Du willst Spam? Wirf mal nen Blick auf deine Sig.


----------



## Larison (12. September 2008)

Edit:

Login ist wieder möglich, aber Server sind noch grau.


----------



## Denis90 (12. September 2008)

Arseniis schrieb:


> Wird das wieder sone Spam Post na na na ich konnte ohne probs patchen nun startet das Spiel aber nicht mehr!



Out of Topic (muss sein):
Eh Spam Post, nanana ich konnte ohne probs patchen aber ...

Hallo?, steh ich im Wald oder so?

Das ist nen Forum, da reden viele Leute über Interessante Themen und auch über PROBLEME, etc.

Also pls wo ist das nen Spam Thread?, ich habe nen Problem und habe gehofft das einer der vielen hunderten Leute von buffed helfen kann.
Bei solchen Aussagen, überlegt man sich ja nächstes mal dreimal ob man Hilfe in Anspruch nehmen will.


----------



## Grenzer (12. September 2008)

Milkoh schrieb:


> Alle Charaktere die im Headupstart erstellt werden (das geht für mich ab Sonntag
> 
> 
> Dieser Inhalt steht nur eingeloggten Mitgliedern zur Verfügung.
> ...



Da drück ich Dir (uns) mal beide Daumen...


----------



## Efgrib (12. September 2008)

Denis90 schrieb:


> Habe eben den Patch runter geladen und nun geht mein War nicht mehr.
> Er lädt das EA Logo und dann steht da, LÄDT WAR.



wenn da "lädt war" steht ists nicht gepatcht, nach dem patch steht da "lade war"


----------



## Neal (12. September 2008)

Hrhr

Nun geht gar nix mehr,fehlermeldung beim patcher starten,wer noch?


----------



## Ishbal (12. September 2008)

man kann sich wieder einloggen, nur leider ist kein Server on.
PS.: Never play on a patch day, leider ist aber die beta morgen vorbei :/ also muss mans riskieren


----------



## d3nn!X (12. September 2008)

▸ **Gestellte Aufgabe a**
Beantworte die folgenden Fragen zum Forumsthread über den Patchtag.
(i) In welchem Zustand sind die Server laut Larison, obwohl der Login wieder möglich ist?
(ii) Was steht laut Efgrib nach dem Patch beim Laden auf dem Bildschirm?
(iii) Wann ist laut Ishbal die Beta vorbei?

▸ **Datensätze mit beschrifteten Boxen**
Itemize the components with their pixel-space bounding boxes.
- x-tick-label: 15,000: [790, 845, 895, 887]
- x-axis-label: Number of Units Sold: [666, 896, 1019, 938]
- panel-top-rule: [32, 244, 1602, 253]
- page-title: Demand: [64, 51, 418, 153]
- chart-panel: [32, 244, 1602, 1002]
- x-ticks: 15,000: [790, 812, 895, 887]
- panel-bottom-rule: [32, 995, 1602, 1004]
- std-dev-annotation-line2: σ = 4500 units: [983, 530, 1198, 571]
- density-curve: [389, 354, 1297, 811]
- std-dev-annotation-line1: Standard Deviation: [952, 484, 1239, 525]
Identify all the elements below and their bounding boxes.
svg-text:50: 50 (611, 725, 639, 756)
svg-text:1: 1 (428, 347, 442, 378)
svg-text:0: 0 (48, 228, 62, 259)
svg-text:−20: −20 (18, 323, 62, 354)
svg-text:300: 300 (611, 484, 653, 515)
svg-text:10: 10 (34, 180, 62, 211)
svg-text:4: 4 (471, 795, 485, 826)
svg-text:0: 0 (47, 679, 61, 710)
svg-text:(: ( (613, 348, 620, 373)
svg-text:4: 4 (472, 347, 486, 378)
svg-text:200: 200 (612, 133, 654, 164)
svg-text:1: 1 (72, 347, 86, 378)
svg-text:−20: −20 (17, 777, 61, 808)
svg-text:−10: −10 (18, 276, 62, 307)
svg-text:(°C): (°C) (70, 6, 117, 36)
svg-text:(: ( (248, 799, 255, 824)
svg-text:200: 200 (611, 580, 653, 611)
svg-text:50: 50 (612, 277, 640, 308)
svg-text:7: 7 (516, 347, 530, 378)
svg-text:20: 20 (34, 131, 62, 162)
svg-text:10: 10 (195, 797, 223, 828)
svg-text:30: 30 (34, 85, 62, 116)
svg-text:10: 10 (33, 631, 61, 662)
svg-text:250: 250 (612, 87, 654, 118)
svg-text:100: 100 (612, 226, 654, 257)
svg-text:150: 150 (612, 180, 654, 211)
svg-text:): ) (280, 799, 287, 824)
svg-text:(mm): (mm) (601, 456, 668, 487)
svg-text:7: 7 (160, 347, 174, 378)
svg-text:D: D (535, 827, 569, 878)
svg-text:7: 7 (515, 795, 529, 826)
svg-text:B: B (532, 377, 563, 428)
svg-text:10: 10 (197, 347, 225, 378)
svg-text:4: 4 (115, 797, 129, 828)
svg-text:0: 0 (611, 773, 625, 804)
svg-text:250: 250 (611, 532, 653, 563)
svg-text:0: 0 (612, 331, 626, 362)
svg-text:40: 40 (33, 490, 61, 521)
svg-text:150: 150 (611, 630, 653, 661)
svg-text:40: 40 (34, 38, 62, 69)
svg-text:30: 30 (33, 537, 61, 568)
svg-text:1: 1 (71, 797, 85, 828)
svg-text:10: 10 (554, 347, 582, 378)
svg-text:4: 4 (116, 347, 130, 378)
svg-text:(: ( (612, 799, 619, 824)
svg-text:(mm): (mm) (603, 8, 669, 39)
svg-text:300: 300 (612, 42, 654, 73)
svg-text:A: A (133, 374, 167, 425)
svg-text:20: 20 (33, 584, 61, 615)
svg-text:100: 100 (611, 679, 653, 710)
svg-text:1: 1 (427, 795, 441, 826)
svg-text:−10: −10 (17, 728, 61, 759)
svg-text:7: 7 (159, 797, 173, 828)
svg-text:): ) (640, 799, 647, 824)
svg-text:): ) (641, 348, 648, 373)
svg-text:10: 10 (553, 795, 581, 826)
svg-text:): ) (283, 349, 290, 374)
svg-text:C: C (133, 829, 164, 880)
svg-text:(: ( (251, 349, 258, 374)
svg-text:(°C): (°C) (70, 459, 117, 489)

▸ **Gestellte Aufgabe b**
Wandle die Datensätze vom Anfang bis einschließlich der Zeile mit „- page-title: Demand: [64, 51, 418, 153]“ in eine Markdown-Tabelle mit den Spalten „Nr.“ und „Zeile“ um, und lass dabei Leerzeilen weg.

▸ **Lösung a**
(i) Sie sind noch grau.
(ii) „lade war“
(iii) Morgen.

▸ **Lösung b**
| Nr. | Zeile |
|---|---|
| 1 | Itemize the components with their pixel-space bounding boxes. |
| 2 | - x-tick-label: 15,000: [790, 845, 895, 887] |
| 3 | - x-axis-label: Number of Units Sold: [666, 896, 1019, 938] |
| 4 | - panel-top-rule: [32, 244, 1602, 253] |
| 5 | - page-title: Demand: [64, 51, 418, 153] |